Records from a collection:
☆ ☆ ☆ ☆ ☆
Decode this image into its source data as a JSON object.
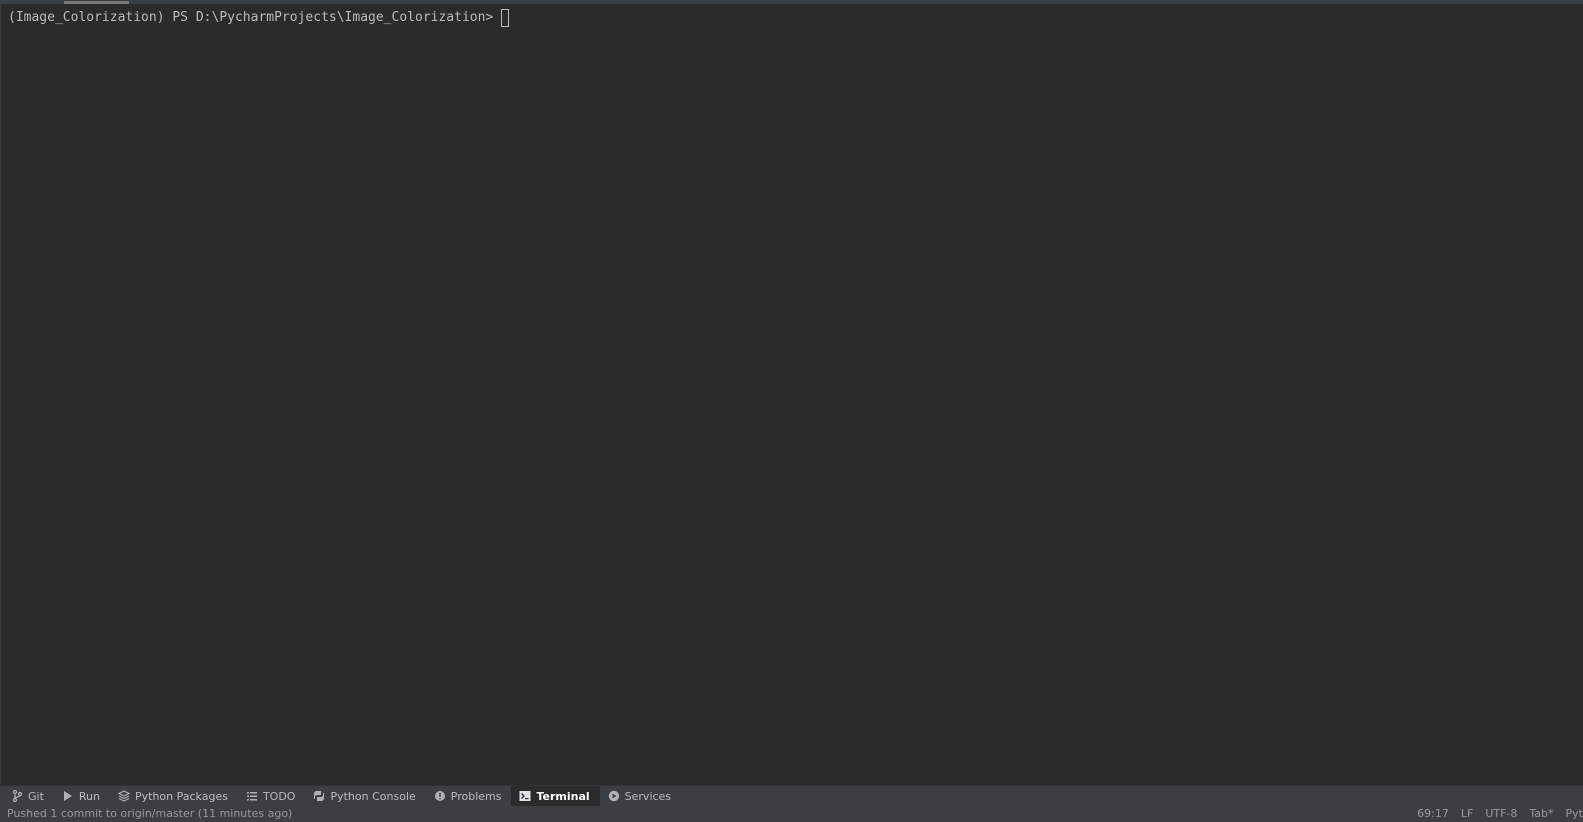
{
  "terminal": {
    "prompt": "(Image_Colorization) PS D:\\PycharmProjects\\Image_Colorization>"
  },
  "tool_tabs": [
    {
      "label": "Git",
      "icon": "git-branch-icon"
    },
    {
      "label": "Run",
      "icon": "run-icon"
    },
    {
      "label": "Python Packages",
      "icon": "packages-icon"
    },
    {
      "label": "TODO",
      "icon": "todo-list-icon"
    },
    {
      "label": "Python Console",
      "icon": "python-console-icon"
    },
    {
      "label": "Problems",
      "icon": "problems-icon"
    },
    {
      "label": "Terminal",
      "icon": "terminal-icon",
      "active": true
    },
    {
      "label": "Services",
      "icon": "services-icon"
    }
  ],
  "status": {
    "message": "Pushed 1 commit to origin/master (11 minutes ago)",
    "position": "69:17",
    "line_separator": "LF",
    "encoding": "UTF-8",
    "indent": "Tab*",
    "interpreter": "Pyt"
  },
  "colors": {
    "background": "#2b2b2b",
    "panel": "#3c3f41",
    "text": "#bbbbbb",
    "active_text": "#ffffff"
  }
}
☆ ☆ ☆ ☆ ☆
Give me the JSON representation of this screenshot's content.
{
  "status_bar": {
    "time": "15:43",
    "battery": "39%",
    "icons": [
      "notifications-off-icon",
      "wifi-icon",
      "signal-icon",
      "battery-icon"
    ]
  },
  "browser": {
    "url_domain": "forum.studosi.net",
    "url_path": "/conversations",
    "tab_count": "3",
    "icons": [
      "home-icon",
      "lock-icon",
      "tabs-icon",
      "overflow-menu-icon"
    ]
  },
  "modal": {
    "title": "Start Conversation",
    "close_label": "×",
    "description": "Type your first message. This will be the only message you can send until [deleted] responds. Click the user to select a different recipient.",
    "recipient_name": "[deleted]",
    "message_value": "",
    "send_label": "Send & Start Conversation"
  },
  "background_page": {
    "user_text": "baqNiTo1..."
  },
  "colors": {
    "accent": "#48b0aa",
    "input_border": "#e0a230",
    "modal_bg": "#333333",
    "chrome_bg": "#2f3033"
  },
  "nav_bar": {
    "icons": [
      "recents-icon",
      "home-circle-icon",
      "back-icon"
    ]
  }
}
☆ ☆ ☆ ☆ ☆
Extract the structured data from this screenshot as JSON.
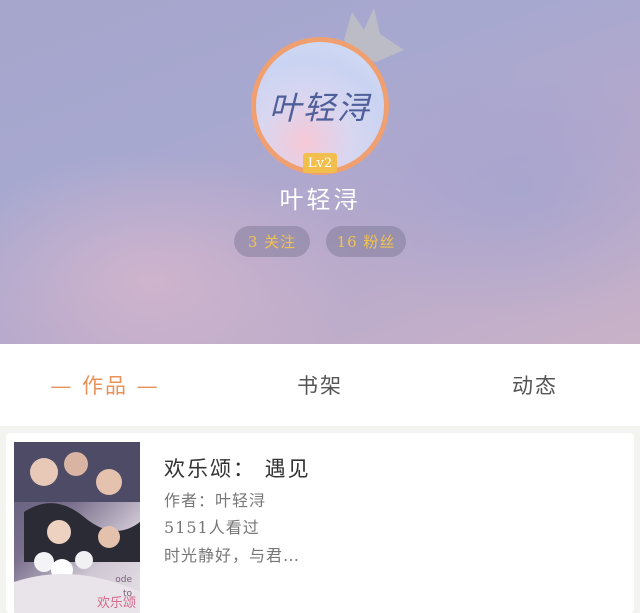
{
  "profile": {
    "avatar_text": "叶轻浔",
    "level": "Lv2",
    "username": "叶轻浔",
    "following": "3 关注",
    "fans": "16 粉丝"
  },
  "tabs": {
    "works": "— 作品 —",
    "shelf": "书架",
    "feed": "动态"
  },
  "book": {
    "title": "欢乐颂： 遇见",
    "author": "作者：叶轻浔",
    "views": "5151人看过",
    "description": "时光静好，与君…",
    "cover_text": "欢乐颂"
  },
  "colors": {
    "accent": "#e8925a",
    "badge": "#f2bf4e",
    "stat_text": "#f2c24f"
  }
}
☆ ☆ ☆ ☆ ☆
**GIVEN PROBLEM**
Gather each line of the listing that holds the string "JSON".

**RESPONSE**
Decode this image into its source data as a JSON object.
Give me the JSON representation of this screenshot's content.
Extract the structured data from this screenshot as JSON.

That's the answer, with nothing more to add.